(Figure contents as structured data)
==================================================
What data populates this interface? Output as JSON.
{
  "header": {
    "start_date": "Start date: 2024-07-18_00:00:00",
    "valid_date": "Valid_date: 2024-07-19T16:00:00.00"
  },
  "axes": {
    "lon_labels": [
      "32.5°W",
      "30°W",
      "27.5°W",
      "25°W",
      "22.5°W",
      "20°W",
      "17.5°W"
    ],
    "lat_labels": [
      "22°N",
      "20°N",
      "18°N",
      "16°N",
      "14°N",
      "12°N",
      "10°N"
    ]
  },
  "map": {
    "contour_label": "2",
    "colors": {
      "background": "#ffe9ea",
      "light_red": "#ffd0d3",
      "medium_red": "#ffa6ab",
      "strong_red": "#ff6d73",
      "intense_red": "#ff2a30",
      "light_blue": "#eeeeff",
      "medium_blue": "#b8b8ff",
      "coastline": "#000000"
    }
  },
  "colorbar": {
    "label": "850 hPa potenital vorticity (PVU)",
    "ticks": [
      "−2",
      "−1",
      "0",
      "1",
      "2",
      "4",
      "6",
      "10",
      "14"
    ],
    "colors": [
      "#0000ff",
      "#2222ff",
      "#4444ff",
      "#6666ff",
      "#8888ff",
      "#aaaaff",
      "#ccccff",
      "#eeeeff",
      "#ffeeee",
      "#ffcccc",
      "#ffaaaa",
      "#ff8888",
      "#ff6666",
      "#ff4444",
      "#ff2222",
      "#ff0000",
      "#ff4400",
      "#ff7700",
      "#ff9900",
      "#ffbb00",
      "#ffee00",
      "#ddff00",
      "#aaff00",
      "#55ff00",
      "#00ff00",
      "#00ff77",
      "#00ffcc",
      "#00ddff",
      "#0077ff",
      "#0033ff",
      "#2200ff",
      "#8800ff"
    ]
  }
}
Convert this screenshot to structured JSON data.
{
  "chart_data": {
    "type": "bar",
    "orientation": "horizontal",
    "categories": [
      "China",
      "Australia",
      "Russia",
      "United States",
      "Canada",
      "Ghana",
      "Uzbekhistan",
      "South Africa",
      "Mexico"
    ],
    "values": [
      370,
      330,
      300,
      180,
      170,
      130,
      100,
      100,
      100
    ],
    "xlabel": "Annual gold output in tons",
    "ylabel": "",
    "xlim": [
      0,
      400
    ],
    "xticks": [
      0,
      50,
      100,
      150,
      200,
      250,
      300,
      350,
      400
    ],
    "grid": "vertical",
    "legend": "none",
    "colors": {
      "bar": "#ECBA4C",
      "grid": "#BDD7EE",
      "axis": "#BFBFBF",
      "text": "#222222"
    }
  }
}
==================================================
REQUIRED TASK: Copy out every line from the material above in which the word "JSON" appears.

EXERCISE ANSWER:
What data populates this interface? Output as JSON.
Convert this screenshot to structured JSON data.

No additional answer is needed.